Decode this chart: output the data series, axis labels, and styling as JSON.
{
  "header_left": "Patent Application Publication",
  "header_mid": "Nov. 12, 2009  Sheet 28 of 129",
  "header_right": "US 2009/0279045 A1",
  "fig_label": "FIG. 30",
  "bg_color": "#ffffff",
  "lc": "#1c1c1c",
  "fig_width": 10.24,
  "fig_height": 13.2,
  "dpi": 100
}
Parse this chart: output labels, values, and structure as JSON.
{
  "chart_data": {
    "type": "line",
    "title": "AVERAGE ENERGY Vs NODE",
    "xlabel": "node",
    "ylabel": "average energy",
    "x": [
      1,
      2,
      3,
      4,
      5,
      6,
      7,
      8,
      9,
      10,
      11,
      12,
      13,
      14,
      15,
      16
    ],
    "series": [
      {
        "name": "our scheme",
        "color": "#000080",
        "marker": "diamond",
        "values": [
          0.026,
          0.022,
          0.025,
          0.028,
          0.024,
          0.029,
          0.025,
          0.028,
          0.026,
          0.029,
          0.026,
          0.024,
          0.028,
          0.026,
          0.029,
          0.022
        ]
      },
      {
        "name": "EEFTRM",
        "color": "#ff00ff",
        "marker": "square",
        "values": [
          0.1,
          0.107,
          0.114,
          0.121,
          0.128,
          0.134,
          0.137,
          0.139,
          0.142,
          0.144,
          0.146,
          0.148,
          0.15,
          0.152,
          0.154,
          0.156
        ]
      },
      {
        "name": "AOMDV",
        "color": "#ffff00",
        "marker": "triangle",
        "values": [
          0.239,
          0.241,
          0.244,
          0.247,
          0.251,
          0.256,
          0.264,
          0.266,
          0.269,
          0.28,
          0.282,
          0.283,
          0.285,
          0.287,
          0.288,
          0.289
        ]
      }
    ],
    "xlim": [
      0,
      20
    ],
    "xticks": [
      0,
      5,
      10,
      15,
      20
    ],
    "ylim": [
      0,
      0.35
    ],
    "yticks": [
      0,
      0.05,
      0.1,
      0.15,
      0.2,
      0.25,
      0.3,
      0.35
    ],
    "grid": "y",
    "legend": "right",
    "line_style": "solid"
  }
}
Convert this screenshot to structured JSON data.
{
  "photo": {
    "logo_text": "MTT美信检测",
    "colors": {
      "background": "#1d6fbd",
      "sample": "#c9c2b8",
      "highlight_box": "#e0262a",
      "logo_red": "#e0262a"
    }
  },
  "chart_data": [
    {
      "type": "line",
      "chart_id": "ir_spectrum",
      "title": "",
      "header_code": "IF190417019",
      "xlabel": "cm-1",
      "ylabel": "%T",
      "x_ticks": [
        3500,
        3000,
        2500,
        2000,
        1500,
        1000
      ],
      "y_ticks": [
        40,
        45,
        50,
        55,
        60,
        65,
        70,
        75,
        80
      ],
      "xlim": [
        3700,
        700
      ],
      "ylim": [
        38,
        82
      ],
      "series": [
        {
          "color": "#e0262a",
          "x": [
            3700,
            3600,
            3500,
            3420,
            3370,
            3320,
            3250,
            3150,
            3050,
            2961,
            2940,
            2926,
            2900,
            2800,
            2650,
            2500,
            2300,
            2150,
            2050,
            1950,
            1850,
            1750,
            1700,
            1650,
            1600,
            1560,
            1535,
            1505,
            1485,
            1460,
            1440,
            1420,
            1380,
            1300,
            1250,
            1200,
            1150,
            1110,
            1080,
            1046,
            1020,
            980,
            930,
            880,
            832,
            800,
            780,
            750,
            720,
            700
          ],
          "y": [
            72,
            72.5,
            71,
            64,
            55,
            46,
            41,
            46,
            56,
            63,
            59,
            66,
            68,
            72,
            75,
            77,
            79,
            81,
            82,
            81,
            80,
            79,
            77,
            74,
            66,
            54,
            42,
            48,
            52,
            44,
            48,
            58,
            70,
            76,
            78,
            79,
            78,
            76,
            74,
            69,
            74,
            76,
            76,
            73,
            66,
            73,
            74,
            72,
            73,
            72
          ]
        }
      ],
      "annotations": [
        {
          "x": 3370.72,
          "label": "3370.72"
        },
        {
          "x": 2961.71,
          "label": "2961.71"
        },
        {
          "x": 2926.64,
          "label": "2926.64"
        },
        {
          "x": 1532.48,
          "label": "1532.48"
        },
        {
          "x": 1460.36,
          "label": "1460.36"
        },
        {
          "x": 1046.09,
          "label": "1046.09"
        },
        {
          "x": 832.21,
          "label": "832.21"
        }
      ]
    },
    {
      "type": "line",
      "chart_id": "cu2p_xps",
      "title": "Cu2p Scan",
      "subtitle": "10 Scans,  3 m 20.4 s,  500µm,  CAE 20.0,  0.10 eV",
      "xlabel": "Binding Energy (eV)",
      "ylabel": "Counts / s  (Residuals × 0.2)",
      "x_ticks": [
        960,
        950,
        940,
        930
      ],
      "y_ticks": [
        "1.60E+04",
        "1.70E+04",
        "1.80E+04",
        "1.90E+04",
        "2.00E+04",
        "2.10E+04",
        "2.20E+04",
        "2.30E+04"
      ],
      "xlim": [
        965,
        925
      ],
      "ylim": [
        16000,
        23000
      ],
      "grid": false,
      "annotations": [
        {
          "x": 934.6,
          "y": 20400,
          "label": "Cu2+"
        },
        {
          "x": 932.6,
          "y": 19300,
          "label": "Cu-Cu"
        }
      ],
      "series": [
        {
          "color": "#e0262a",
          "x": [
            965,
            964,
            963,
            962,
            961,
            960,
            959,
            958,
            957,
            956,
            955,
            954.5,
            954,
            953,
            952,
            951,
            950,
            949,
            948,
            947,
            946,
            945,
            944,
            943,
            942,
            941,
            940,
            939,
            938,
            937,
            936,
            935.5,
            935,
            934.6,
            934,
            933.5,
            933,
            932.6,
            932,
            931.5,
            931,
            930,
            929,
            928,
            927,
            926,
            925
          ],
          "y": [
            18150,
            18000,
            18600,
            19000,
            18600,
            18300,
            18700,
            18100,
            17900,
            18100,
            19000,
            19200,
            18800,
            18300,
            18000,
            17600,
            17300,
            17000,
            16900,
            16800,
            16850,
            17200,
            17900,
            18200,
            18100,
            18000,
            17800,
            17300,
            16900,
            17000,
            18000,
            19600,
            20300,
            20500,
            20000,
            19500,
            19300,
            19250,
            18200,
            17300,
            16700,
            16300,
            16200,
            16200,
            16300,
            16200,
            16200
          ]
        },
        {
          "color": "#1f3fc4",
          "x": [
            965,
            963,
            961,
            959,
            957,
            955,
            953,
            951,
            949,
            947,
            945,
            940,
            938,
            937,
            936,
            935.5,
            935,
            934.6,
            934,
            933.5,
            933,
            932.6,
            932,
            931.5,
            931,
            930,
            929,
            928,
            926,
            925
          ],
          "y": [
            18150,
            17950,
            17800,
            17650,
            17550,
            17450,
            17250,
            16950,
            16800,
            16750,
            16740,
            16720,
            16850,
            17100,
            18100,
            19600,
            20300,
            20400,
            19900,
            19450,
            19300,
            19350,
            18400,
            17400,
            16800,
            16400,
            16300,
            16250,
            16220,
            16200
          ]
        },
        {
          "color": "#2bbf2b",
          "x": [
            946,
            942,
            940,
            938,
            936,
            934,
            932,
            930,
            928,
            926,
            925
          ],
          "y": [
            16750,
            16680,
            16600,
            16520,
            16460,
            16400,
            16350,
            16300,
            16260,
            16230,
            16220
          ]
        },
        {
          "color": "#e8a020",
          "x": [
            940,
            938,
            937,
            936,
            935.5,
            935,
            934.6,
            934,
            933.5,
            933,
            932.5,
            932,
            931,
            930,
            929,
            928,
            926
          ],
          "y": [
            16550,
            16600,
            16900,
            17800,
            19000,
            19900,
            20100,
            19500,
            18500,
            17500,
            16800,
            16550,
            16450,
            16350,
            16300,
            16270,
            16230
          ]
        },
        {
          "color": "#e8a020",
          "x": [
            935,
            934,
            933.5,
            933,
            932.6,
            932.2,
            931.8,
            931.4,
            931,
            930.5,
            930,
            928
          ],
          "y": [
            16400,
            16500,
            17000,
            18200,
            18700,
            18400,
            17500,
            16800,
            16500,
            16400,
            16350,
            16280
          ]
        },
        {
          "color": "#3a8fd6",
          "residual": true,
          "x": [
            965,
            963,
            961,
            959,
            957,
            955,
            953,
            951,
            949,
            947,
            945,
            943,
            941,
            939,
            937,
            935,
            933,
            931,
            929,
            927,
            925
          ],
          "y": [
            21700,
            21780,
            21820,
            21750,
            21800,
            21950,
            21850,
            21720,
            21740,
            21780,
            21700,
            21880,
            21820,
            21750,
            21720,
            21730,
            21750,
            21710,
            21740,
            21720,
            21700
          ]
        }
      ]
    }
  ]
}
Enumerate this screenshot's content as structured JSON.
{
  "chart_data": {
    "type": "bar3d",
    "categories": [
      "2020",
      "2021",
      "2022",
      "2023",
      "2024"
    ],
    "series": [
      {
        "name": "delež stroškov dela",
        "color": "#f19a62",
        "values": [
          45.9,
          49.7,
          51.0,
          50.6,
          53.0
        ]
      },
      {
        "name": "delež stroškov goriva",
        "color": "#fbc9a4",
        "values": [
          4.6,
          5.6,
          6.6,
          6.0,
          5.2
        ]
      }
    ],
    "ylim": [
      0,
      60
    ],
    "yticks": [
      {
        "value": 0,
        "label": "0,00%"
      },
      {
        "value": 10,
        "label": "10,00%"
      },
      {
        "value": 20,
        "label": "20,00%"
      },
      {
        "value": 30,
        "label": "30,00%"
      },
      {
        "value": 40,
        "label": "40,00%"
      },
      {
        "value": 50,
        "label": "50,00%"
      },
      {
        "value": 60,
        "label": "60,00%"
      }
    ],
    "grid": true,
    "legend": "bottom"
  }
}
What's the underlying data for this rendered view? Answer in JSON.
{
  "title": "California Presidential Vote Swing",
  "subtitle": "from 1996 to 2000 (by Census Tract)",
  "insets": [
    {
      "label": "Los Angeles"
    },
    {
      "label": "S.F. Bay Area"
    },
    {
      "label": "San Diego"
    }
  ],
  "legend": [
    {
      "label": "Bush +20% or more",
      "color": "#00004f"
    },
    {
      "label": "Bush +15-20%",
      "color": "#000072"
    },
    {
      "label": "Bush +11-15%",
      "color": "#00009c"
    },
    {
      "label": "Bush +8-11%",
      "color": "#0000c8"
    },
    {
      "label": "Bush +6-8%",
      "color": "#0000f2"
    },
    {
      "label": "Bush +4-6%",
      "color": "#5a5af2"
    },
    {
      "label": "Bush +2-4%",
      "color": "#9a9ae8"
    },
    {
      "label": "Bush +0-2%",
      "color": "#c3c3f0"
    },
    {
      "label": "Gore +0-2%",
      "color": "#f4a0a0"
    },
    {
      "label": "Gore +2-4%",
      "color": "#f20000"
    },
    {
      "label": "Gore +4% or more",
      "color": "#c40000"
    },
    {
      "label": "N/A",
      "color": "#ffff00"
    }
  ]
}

—————

[TASK TO CARRY OUT]: Locate each line with the word "structured" and copy it.

[SOLUTION TO THE PROBLEM]:
Convert this screenshot to structured JSON data.
Enumerate this screenshot's content as structured JSON.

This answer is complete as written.